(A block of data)
........

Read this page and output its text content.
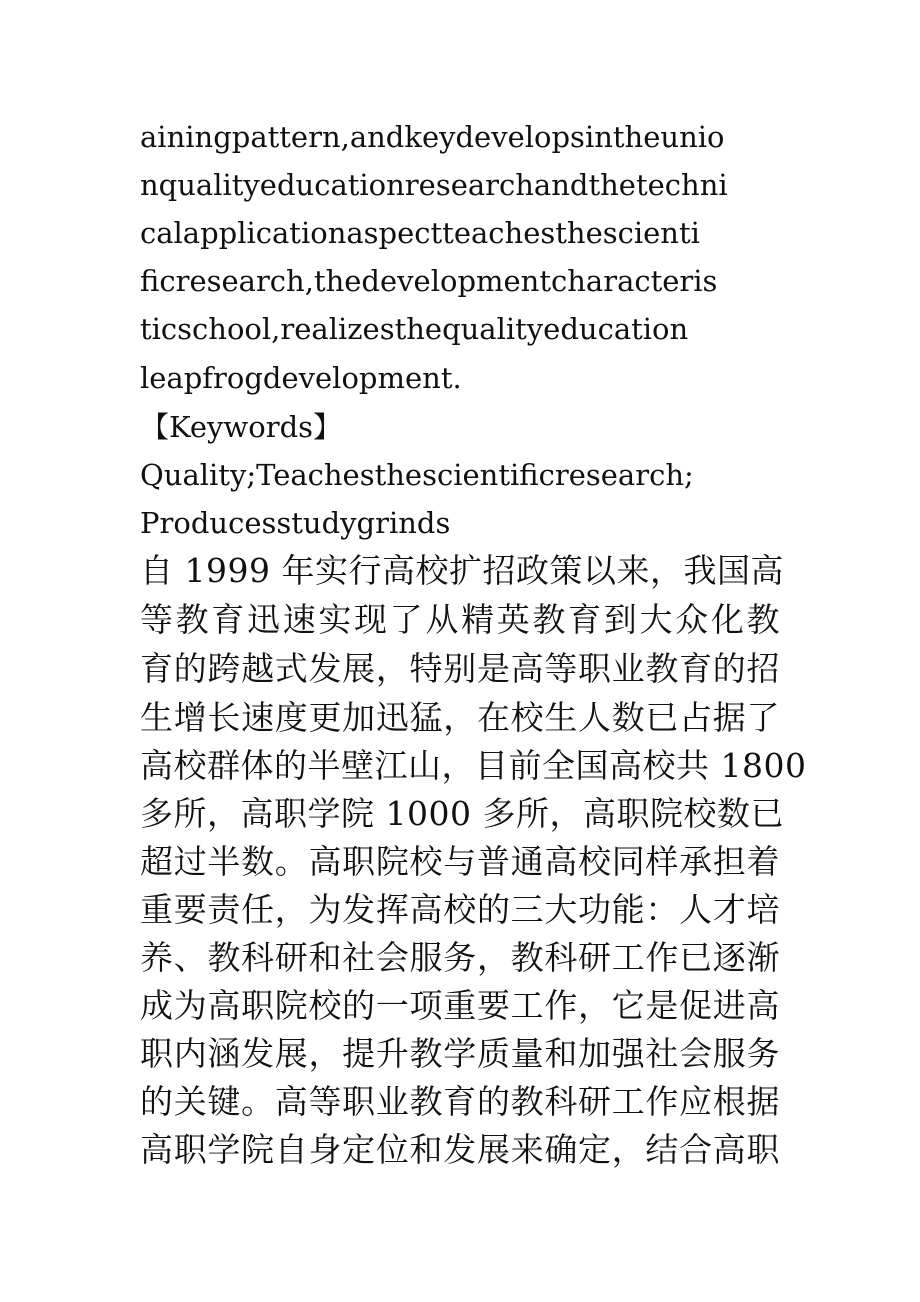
ainingpattern,andkeydevelopsintheunio
nqualityeducationresearchandthetechni
calapplicationaspectteachesthescienti
ficresearch,thedevelopmentcharacteris
ticschool,realizesthequalityeducation
leapfrogdevelopment.
【Keywords】
Quality;Teachesthescientificresearch;
Producesstudygrinds
自 1999 年实行高校扩招政策以来，我国高
等教育迅速实现了从精英教育到大众化教
育的跨越式发展，特别是高等职业教育的招
生增长速度更加迅猛，在校生人数已占据了
高校群体的半壁江山，目前全国高校共 1800
多所，高职学院 1000 多所，高职院校数已
超过半数。高职院校与普通高校同样承担着
重要责任，为发挥高校的三大功能：人才培
养、教科研和社会服务，教科研工作已逐渐
成为高职院校的一项重要工作，它是促进高
职内涵发展，提升教学质量和加强社会服务
的关键。高等职业教育的教科研工作应根据
高职学院自身定位和发展来确定，结合高职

........

(TO BE DONE)
The records above need to be restated word for word, with the pictures left out.

(RESPONSE FOR THIS EXERCISE)
Read this page and output its text content.
ainingpattern,andkeydevelopsintheunio
nqualityeducationresearchandthetechni
calapplicationaspectteachesthescienti
ficresearch,thedevelopmentcharacteris
ticschool,realizesthequalityeducation
leapfrogdevelopment.
【Keywords】
Quality;Teachesthescientificresearch;
Producesstudygrinds
自 1999 年实行高校扩招政策以来，我国高
等教育迅速实现了从精英教育到大众化教
育的跨越式发展，特别是高等职业教育的招
生增长速度更加迅猛，在校生人数已占据了
高校群体的半壁江山，目前全国高校共 1800
多所，高职学院 1000 多所，高职院校数已
超过半数。高职院校与普通高校同样承担着
重要责任，为发挥高校的三大功能：人才培
养、教科研和社会服务，教科研工作已逐渐
成为高职院校的一项重要工作，它是促进高
职内涵发展，提升教学质量和加强社会服务
的关键。高等职业教育的教科研工作应根据
高职学院自身定位和发展来确定，结合高职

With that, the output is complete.